Reproduce every line of the material below, but drop the pictures.

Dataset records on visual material
■ ■ ■ ■ ■

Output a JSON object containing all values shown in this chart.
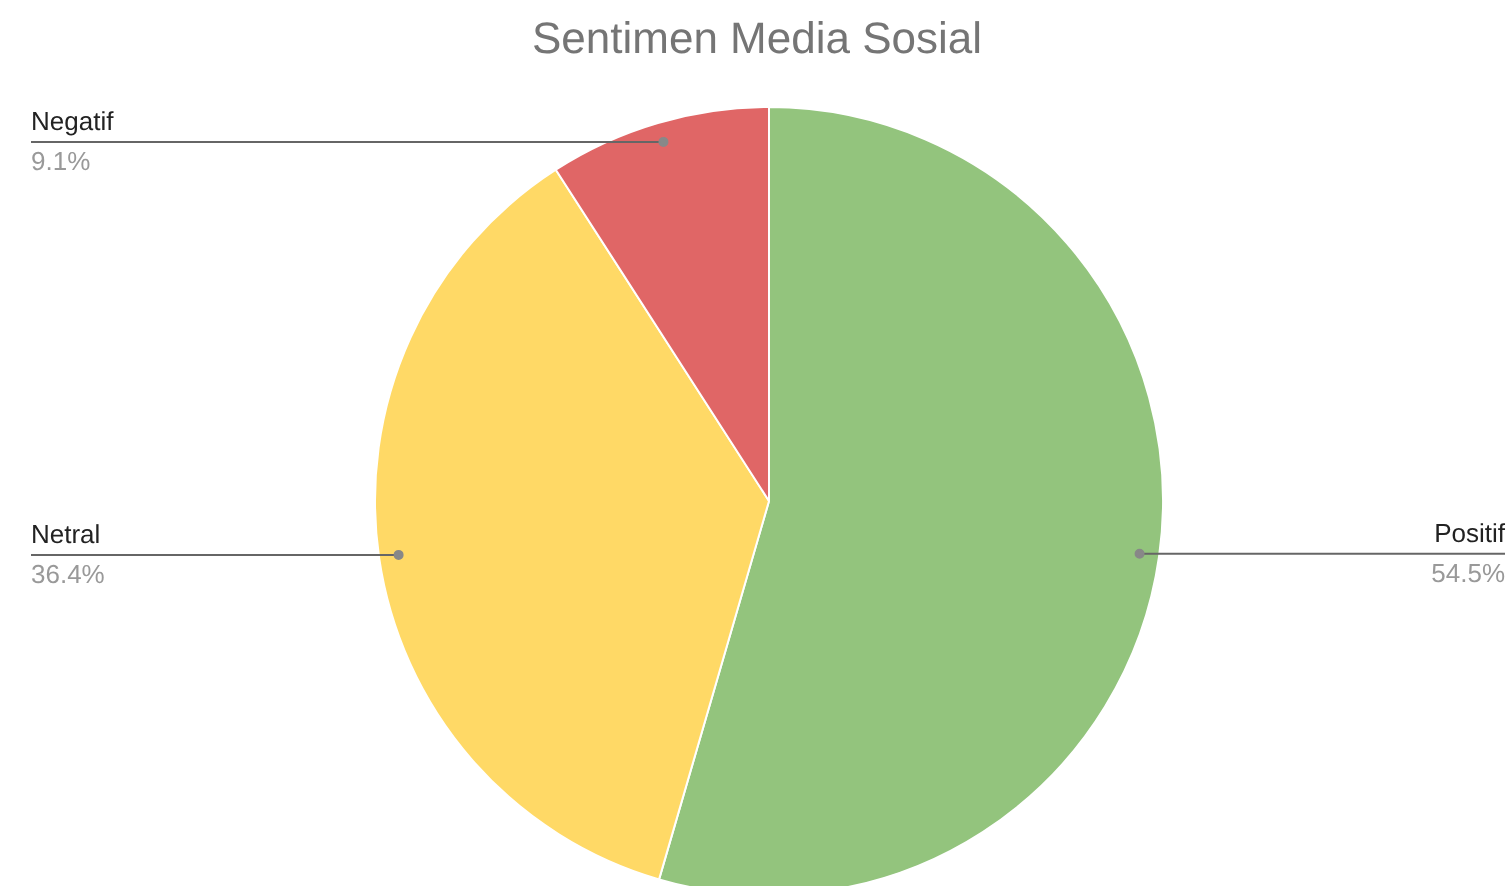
{
  "chart_data": {
    "type": "pie",
    "title": "Sentimen Media Sosial",
    "categories": [
      "Positif",
      "Netral",
      "Negatif"
    ],
    "values": [
      54.5,
      36.4,
      9.1
    ],
    "colors": [
      "#93c47d",
      "#ffd966",
      "#e06666"
    ],
    "value_labels": [
      "54.5%",
      "36.4%",
      "9.1%"
    ]
  }
}
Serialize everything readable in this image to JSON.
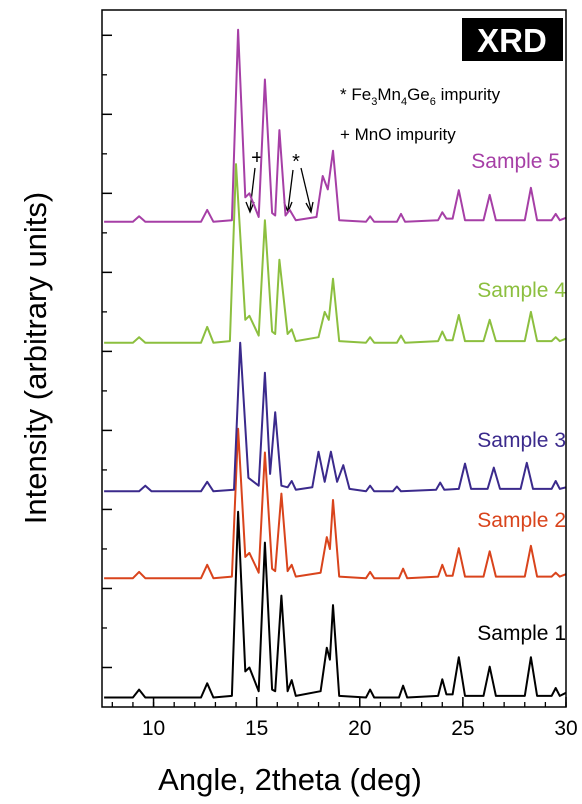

■ ■ ■ ■ ■

• _RESPONSE_
Output a JSON object containing all values shown in this chart.
{
  "chart_data": {
    "type": "pie",
    "title": "Sentimen Media Sosial",
    "categories": [
      "Positif",
      "Netral",
      "Negatif"
    ],
    "values": [
      54.5,
      36.4,
      9.1
    ],
    "colors": [
      "#93c47d",
      "#ffd966",
      "#e06666"
    ],
    "value_labels": [
      "54.5%",
      "36.4%",
      "9.1%"
    ]
  }
}
Serialize everything readable in this image to JSON.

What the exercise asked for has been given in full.